Go over the data and copy out each line with "upper" in it.
*** THE RECORDS ***
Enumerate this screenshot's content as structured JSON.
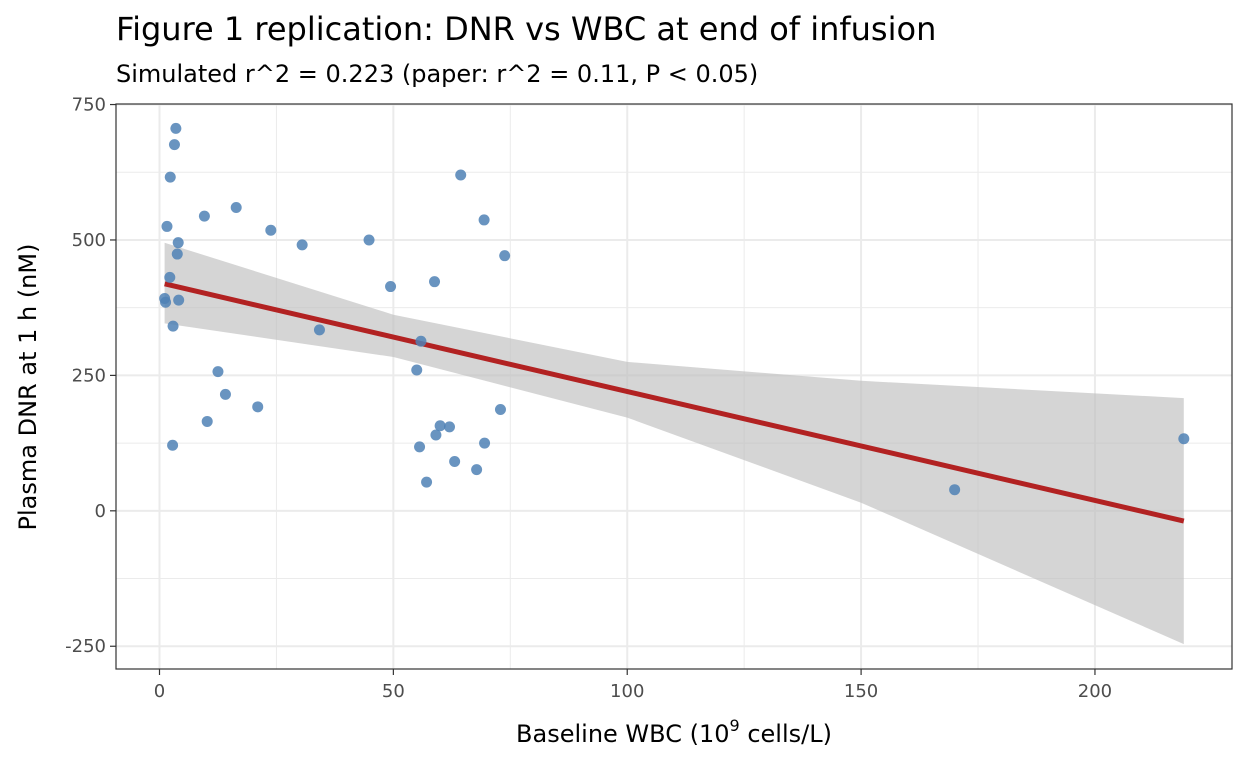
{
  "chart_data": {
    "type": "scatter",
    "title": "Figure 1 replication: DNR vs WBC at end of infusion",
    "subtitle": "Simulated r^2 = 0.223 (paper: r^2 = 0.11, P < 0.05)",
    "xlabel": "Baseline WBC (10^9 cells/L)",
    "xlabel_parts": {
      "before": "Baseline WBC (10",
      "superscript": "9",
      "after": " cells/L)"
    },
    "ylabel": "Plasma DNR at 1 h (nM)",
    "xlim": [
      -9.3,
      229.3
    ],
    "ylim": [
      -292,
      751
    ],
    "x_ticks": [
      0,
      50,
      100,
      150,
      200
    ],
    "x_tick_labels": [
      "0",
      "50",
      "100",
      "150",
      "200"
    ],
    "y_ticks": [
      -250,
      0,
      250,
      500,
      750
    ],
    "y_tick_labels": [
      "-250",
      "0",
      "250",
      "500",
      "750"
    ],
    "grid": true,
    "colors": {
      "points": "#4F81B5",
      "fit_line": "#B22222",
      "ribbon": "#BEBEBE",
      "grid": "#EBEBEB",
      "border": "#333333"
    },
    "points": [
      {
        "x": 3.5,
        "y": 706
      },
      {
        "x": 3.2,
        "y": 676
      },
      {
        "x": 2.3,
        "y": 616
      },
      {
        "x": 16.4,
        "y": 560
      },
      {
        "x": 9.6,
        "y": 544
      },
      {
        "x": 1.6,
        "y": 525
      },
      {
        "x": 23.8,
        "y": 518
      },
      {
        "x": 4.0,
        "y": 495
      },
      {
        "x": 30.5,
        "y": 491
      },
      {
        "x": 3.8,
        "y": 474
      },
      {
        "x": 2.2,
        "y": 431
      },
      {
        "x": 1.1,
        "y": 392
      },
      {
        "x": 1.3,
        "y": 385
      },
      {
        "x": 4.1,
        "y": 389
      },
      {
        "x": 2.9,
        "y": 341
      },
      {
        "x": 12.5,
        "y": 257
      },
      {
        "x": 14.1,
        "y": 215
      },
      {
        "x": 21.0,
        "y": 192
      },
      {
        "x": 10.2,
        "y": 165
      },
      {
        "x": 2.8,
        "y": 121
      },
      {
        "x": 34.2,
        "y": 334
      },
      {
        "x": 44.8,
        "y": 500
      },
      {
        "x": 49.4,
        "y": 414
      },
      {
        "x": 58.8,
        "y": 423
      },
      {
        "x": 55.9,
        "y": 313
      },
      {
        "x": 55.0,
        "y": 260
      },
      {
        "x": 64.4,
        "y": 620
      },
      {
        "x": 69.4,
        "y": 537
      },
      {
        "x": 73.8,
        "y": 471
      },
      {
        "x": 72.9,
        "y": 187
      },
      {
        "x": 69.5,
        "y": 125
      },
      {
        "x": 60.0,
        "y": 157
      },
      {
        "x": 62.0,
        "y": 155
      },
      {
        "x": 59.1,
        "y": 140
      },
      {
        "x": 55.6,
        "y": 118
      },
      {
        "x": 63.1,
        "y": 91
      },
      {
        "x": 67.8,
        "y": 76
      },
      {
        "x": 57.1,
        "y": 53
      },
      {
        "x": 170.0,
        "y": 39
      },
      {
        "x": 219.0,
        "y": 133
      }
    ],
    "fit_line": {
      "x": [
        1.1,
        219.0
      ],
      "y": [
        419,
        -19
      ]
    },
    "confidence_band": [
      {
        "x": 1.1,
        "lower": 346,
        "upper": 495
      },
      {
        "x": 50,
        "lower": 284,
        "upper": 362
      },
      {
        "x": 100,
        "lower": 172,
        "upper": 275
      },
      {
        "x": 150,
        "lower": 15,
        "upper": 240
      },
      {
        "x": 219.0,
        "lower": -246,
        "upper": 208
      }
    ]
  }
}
*** End of THE RECORDS ***
= SOLUTION TO THE PROBLEM =
        "upper": 495
        "upper": 362
        "upper": 275
        "upper": 240
        "upper": 208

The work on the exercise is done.